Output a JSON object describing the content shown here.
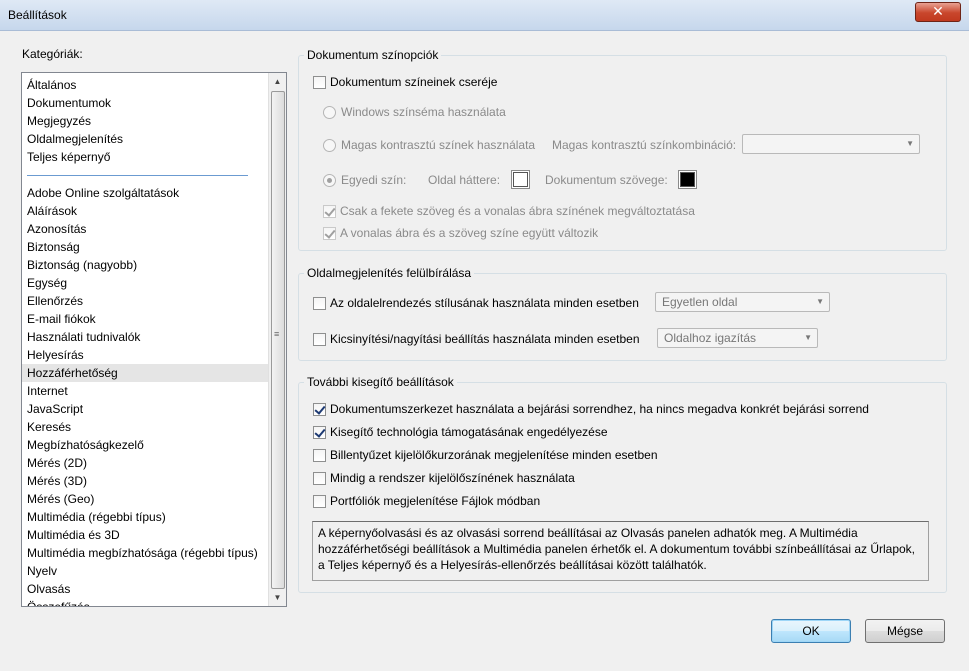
{
  "window": {
    "title": "Beállítások",
    "close_symbol": "✕"
  },
  "categories": {
    "label": "Kategóriák:",
    "top_items": [
      "Általános",
      "Dokumentumok",
      "Megjegyzés",
      "Oldalmegjelenítés",
      "Teljes képernyő"
    ],
    "items": [
      "Adobe Online szolgáltatások",
      "Aláírások",
      "Azonosítás",
      "Biztonság",
      "Biztonság (nagyobb)",
      "Egység",
      "Ellenőrzés",
      "E-mail fiókok",
      "Használati tudnivalók",
      "Helyesírás",
      "Hozzáférhetőség",
      "Internet",
      "JavaScript",
      "Keresés",
      "Megbízhatóságkezelő",
      "Mérés (2D)",
      "Mérés (3D)",
      "Mérés (Geo)",
      "Multimédia (régebbi típus)",
      "Multimédia és 3D",
      "Multimédia megbízhatósága (régebbi típus)",
      "Nyelv",
      "Olvasás",
      "Összefűzés"
    ],
    "selected": "Hozzáférhetőség"
  },
  "doc_colors": {
    "title": "Dokumentum színopciók",
    "replace_label": "Dokumentum színeinek cseréje",
    "windows_scheme_label": "Windows színséma használata",
    "high_contrast_label": "Magas kontrasztú színek használata",
    "high_contrast_combo_label": "Magas kontrasztú színkombináció:",
    "high_contrast_combo_value": "",
    "custom_label": "Egyedi szín:",
    "page_bg_label": "Oldal háttere:",
    "page_bg_color": "#ffffff",
    "doc_text_label": "Dokumentum szövege:",
    "doc_text_color": "#000000",
    "black_text_only_label": "Csak a fekete szöveg és a vonalas ábra színének megváltoztatása",
    "line_art_together_label": "A vonalas ábra és a szöveg színe együtt változik"
  },
  "page_override": {
    "title": "Oldalmegjelenítés felülbírálása",
    "layout_label": "Az oldalelrendezés stílusának használata minden esetben",
    "layout_value": "Egyetlen oldal",
    "zoom_label": "Kicsinyítési/nagyítási beállítás használata minden esetben",
    "zoom_value": "Oldalhoz igazítás"
  },
  "assistive": {
    "title": "További kisegítő beállítások",
    "options": [
      {
        "label": "Dokumentumszerkezet használata a bejárási sorrendhez, ha nincs megadva konkrét bejárási sorrend",
        "checked": true
      },
      {
        "label": "Kisegítő technológia támogatásának engedélyezése",
        "checked": true
      },
      {
        "label": "Billentyűzet kijelölőkurzorának megjelenítése minden esetben",
        "checked": false
      },
      {
        "label": "Mindig a rendszer kijelölőszínének használata",
        "checked": false
      },
      {
        "label": "Portfóliók megjelenítése Fájlok módban",
        "checked": false
      }
    ],
    "info": "A képernyőolvasási és az olvasási sorrend beállításai az Olvasás panelen adhatók meg. A Multimédia hozzáférhetőségi beállítások a Multimédia panelen érhetők el. A dokumentum további színbeállításai az Űrlapok, a Teljes képernyő és a Helyesírás-ellenőrzés beállításai között találhatók."
  },
  "buttons": {
    "ok": "OK",
    "cancel": "Mégse"
  }
}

TO BE DONE | Retype every record above exactly as written, but leave out the pictures.

ANSWER BELOW |
Output a JSON object describing the content shown here.
{
  "window": {
    "title": "Beállítások",
    "close_symbol": "✕"
  },
  "categories": {
    "label": "Kategóriák:",
    "top_items": [
      "Általános",
      "Dokumentumok",
      "Megjegyzés",
      "Oldalmegjelenítés",
      "Teljes képernyő"
    ],
    "items": [
      "Adobe Online szolgáltatások",
      "Aláírások",
      "Azonosítás",
      "Biztonság",
      "Biztonság (nagyobb)",
      "Egység",
      "Ellenőrzés",
      "E-mail fiókok",
      "Használati tudnivalók",
      "Helyesírás",
      "Hozzáférhetőség",
      "Internet",
      "JavaScript",
      "Keresés",
      "Megbízhatóságkezelő",
      "Mérés (2D)",
      "Mérés (3D)",
      "Mérés (Geo)",
      "Multimédia (régebbi típus)",
      "Multimédia és 3D",
      "Multimédia megbízhatósága (régebbi típus)",
      "Nyelv",
      "Olvasás",
      "Összefűzés"
    ],
    "selected": "Hozzáférhetőség"
  },
  "doc_colors": {
    "title": "Dokumentum színopciók",
    "replace_label": "Dokumentum színeinek cseréje",
    "windows_scheme_label": "Windows színséma használata",
    "high_contrast_label": "Magas kontrasztú színek használata",
    "high_contrast_combo_label": "Magas kontrasztú színkombináció:",
    "high_contrast_combo_value": "",
    "custom_label": "Egyedi szín:",
    "page_bg_label": "Oldal háttere:",
    "page_bg_color": "#ffffff",
    "doc_text_label": "Dokumentum szövege:",
    "doc_text_color": "#000000",
    "black_text_only_label": "Csak a fekete szöveg és a vonalas ábra színének megváltoztatása",
    "line_art_together_label": "A vonalas ábra és a szöveg színe együtt változik"
  },
  "page_override": {
    "title": "Oldalmegjelenítés felülbírálása",
    "layout_label": "Az oldalelrendezés stílusának használata minden esetben",
    "layout_value": "Egyetlen oldal",
    "zoom_label": "Kicsinyítési/nagyítási beállítás használata minden esetben",
    "zoom_value": "Oldalhoz igazítás"
  },
  "assistive": {
    "title": "További kisegítő beállítások",
    "options": [
      {
        "label": "Dokumentumszerkezet használata a bejárási sorrendhez, ha nincs megadva konkrét bejárási sorrend",
        "checked": true
      },
      {
        "label": "Kisegítő technológia támogatásának engedélyezése",
        "checked": true
      },
      {
        "label": "Billentyűzet kijelölőkurzorának megjelenítése minden esetben",
        "checked": false
      },
      {
        "label": "Mindig a rendszer kijelölőszínének használata",
        "checked": false
      },
      {
        "label": "Portfóliók megjelenítése Fájlok módban",
        "checked": false
      }
    ],
    "info": "A képernyőolvasási és az olvasási sorrend beállításai az Olvasás panelen adhatók meg. A Multimédia hozzáférhetőségi beállítások a Multimédia panelen érhetők el. A dokumentum további színbeállításai az Űrlapok, a Teljes képernyő és a Helyesírás-ellenőrzés beállításai között találhatók."
  },
  "buttons": {
    "ok": "OK",
    "cancel": "Mégse"
  }
}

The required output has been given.